§ **THE RECORDS**:
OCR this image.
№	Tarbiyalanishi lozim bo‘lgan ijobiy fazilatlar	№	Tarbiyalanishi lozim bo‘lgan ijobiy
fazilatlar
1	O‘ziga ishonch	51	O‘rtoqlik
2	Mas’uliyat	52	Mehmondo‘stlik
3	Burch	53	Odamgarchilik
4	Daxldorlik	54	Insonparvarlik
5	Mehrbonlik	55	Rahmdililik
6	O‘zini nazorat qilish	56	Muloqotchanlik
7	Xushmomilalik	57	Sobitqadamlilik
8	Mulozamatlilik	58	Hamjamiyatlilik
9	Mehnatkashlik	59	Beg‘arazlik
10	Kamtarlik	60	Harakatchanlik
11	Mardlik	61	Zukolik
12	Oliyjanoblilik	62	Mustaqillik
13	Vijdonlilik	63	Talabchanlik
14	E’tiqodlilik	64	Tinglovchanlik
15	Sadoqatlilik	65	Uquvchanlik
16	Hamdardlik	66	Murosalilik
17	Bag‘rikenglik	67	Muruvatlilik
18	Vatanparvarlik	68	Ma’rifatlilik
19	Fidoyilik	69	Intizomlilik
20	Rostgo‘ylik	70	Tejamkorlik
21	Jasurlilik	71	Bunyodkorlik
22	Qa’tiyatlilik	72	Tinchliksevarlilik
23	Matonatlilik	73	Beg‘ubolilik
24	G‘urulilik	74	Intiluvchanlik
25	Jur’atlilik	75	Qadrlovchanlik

§ **BRIEF**: Retype all of the data shown above, word for word.

§ **ANSWER IN FULL**:
OCR this image.
№	Tarbiyalanishi lozim bo‘lgan ijobiy fazilatlar	№	Tarbiyalanishi lozim bo‘lgan ijobiy
fazilatlar
1	O‘ziga ishonch	51	O‘rtoqlik
2	Mas’uliyat	52	Mehmondo‘stlik
3	Burch	53	Odamgarchilik
4	Daxldorlik	54	Insonparvarlik
5	Mehrbonlik	55	Rahmdililik
6	O‘zini nazorat qilish	56	Muloqotchanlik
7	Xushmomilalik	57	Sobitqadamlilik
8	Mulozamatlilik	58	Hamjamiyatlilik
9	Mehnatkashlik	59	Beg‘arazlik
10	Kamtarlik	60	Harakatchanlik
11	Mardlik	61	Zukolik
12	Oliyjanoblilik	62	Mustaqillik
13	Vijdonlilik	63	Talabchanlik
14	E’tiqodlilik	64	Tinglovchanlik
15	Sadoqatlilik	65	Uquvchanlik
16	Hamdardlik	66	Murosalilik
17	Bag‘rikenglik	67	Muruvatlilik
18	Vatanparvarlik	68	Ma’rifatlilik
19	Fidoyilik	69	Intizomlilik
20	Rostgo‘ylik	70	Tejamkorlik
21	Jasurlilik	71	Bunyodkorlik
22	Qa’tiyatlilik	72	Tinchliksevarlilik
23	Matonatlilik	73	Beg‘ubolilik
24	G‘urulilik	74	Intiluvchanlik
25	Jur’atlilik	75	Qadrlovchanlik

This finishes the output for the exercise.